Pictures within the data are to be left out; everything else must be reproduced exactly.

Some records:
§ §

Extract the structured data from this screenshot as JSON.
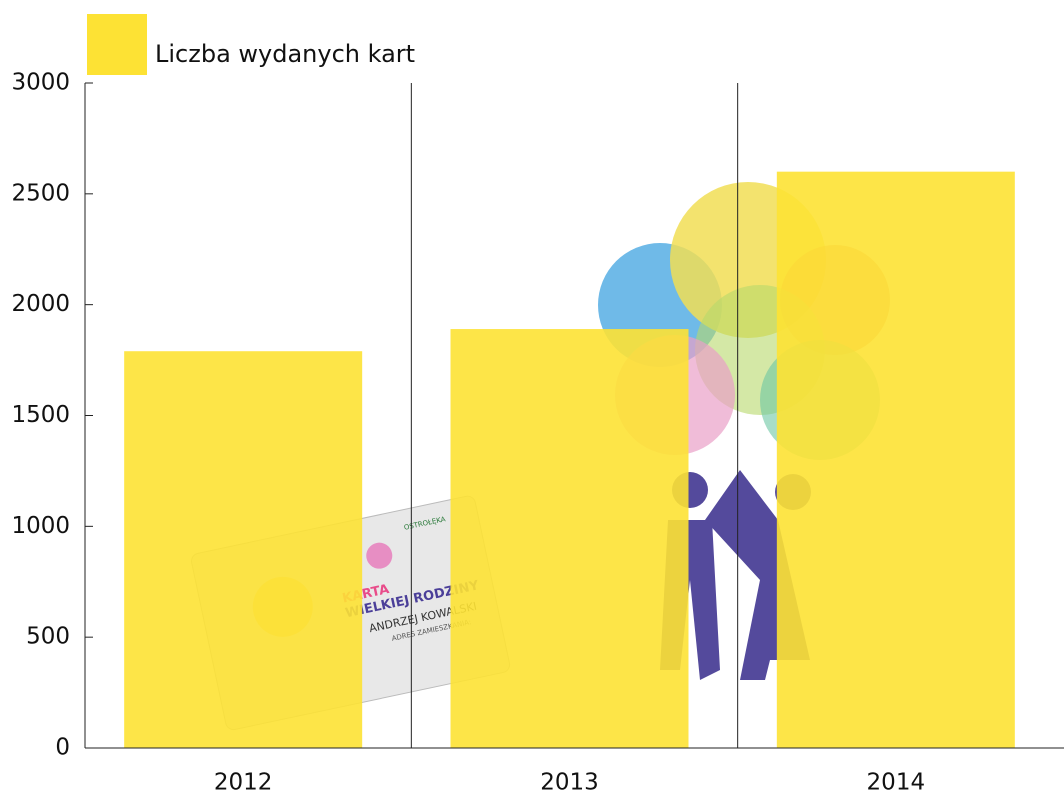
{
  "chart_data": {
    "type": "bar",
    "categories": [
      "2012",
      "2013",
      "2014"
    ],
    "series": [
      {
        "name": "Liczba wydanych kart",
        "color": "#fde234",
        "values": [
          1790,
          1890,
          2600
        ]
      }
    ],
    "ylim": [
      0,
      3000
    ],
    "yticks": [
      0,
      500,
      1000,
      1500,
      2000,
      2500,
      3000
    ],
    "legend": "top-left"
  },
  "illustration": {
    "card_brand": "OSTROŁĘKA",
    "card_title_1": "KARTA",
    "card_title_2": "WIELKIEJ RODZINY",
    "card_holder": "ANDRZEJ KOWALSKI",
    "card_address": "ADRES ZAMIESZKANIA:"
  }
}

§ §

FINAL RESULT:
Extract the structured data from this screenshot as JSON.
{
  "chart_data": {
    "type": "bar",
    "categories": [
      "2012",
      "2013",
      "2014"
    ],
    "series": [
      {
        "name": "Liczba wydanych kart",
        "color": "#fde234",
        "values": [
          1790,
          1890,
          2600
        ]
      }
    ],
    "ylim": [
      0,
      3000
    ],
    "yticks": [
      0,
      500,
      1000,
      1500,
      2000,
      2500,
      3000
    ],
    "legend": "top-left"
  },
  "illustration": {
    "card_brand": "OSTROŁĘKA",
    "card_title_1": "KARTA",
    "card_title_2": "WIELKIEJ RODZINY",
    "card_holder": "ANDRZEJ KOWALSKI",
    "card_address": "ADRES ZAMIESZKANIA:"
  }
}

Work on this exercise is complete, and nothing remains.